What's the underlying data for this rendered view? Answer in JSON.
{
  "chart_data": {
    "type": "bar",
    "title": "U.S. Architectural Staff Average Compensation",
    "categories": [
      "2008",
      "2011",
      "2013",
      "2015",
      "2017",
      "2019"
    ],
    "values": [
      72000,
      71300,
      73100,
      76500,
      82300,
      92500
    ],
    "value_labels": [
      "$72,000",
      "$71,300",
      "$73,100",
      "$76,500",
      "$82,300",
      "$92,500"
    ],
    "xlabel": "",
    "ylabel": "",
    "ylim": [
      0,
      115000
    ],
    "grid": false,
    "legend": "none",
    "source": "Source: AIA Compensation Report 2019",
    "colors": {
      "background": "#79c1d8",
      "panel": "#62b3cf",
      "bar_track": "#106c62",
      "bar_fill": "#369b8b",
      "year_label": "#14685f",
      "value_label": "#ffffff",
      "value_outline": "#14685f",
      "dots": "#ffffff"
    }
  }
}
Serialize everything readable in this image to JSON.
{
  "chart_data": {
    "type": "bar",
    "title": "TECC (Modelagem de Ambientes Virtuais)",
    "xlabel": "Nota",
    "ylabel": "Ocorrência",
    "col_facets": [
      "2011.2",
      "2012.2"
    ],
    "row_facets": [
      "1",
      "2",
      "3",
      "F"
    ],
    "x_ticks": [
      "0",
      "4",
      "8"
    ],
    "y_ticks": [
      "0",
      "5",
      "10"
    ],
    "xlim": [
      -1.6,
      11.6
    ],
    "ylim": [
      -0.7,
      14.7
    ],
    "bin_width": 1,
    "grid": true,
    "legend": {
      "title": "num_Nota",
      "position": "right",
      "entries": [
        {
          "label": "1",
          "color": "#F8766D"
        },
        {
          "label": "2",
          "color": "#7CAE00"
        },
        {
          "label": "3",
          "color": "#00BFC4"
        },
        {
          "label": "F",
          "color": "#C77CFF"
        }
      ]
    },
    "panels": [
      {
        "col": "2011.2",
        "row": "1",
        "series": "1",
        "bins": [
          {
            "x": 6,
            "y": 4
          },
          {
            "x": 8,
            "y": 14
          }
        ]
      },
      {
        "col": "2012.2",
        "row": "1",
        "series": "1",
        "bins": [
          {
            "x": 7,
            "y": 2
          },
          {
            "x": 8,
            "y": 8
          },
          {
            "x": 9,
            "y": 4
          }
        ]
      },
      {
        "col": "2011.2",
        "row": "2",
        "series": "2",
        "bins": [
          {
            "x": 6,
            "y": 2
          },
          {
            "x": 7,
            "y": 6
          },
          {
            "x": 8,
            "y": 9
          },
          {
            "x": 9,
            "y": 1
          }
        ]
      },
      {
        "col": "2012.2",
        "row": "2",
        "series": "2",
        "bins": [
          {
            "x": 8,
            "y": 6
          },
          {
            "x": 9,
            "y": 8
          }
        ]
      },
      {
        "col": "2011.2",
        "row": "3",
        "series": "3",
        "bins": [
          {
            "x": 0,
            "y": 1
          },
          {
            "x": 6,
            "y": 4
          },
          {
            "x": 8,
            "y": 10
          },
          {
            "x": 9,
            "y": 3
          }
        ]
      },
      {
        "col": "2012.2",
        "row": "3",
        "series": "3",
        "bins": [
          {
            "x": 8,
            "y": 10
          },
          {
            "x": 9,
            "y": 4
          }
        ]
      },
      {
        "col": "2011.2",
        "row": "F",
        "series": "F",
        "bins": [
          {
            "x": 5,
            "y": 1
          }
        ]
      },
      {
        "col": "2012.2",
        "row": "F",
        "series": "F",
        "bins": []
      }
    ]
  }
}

---

- _Your goal_: Reproduce the material above without altering a single character.

- _Answer in full_:
What's the underlying data for this rendered view? Answer in JSON.
{
  "chart_data": {
    "type": "bar",
    "title": "U.S. Architectural Staff Average Compensation",
    "categories": [
      "2008",
      "2011",
      "2013",
      "2015",
      "2017",
      "2019"
    ],
    "values": [
      72000,
      71300,
      73100,
      76500,
      82300,
      92500
    ],
    "value_labels": [
      "$72,000",
      "$71,300",
      "$73,100",
      "$76,500",
      "$82,300",
      "$92,500"
    ],
    "xlabel": "",
    "ylabel": "",
    "ylim": [
      0,
      115000
    ],
    "grid": false,
    "legend": "none",
    "source": "Source: AIA Compensation Report 2019",
    "colors": {
      "background": "#79c1d8",
      "panel": "#62b3cf",
      "bar_track": "#106c62",
      "bar_fill": "#369b8b",
      "year_label": "#14685f",
      "value_label": "#ffffff",
      "value_outline": "#14685f",
      "dots": "#ffffff"
    }
  }
}
Serialize everything readable in this image to JSON.
{
  "chart_data": {
    "type": "bar",
    "title": "TECC (Modelagem de Ambientes Virtuais)",
    "xlabel": "Nota",
    "ylabel": "Ocorrência",
    "col_facets": [
      "2011.2",
      "2012.2"
    ],
    "row_facets": [
      "1",
      "2",
      "3",
      "F"
    ],
    "x_ticks": [
      "0",
      "4",
      "8"
    ],
    "y_ticks": [
      "0",
      "5",
      "10"
    ],
    "xlim": [
      -1.6,
      11.6
    ],
    "ylim": [
      -0.7,
      14.7
    ],
    "bin_width": 1,
    "grid": true,
    "legend": {
      "title": "num_Nota",
      "position": "right",
      "entries": [
        {
          "label": "1",
          "color": "#F8766D"
        },
        {
          "label": "2",
          "color": "#7CAE00"
        },
        {
          "label": "3",
          "color": "#00BFC4"
        },
        {
          "label": "F",
          "color": "#C77CFF"
        }
      ]
    },
    "panels": [
      {
        "col": "2011.2",
        "row": "1",
        "series": "1",
        "bins": [
          {
            "x": 6,
            "y": 4
          },
          {
            "x": 8,
            "y": 14
          }
        ]
      },
      {
        "col": "2012.2",
        "row": "1",
        "series": "1",
        "bins": [
          {
            "x": 7,
            "y": 2
          },
          {
            "x": 8,
            "y": 8
          },
          {
            "x": 9,
            "y": 4
          }
        ]
      },
      {
        "col": "2011.2",
        "row": "2",
        "series": "2",
        "bins": [
          {
            "x": 6,
            "y": 2
          },
          {
            "x": 7,
            "y": 6
          },
          {
            "x": 8,
            "y": 9
          },
          {
            "x": 9,
            "y": 1
          }
        ]
      },
      {
        "col": "2012.2",
        "row": "2",
        "series": "2",
        "bins": [
          {
            "x": 8,
            "y": 6
          },
          {
            "x": 9,
            "y": 8
          }
        ]
      },
      {
        "col": "2011.2",
        "row": "3",
        "series": "3",
        "bins": [
          {
            "x": 0,
            "y": 1
          },
          {
            "x": 6,
            "y": 4
          },
          {
            "x": 8,
            "y": 10
          },
          {
            "x": 9,
            "y": 3
          }
        ]
      },
      {
        "col": "2012.2",
        "row": "3",
        "series": "3",
        "bins": [
          {
            "x": 8,
            "y": 10
          },
          {
            "x": 9,
            "y": 4
          }
        ]
      },
      {
        "col": "2011.2",
        "row": "F",
        "series": "F",
        "bins": [
          {
            "x": 5,
            "y": 1
          }
        ]
      },
      {
        "col": "2012.2",
        "row": "F",
        "series": "F",
        "bins": []
      }
    ]
  }
}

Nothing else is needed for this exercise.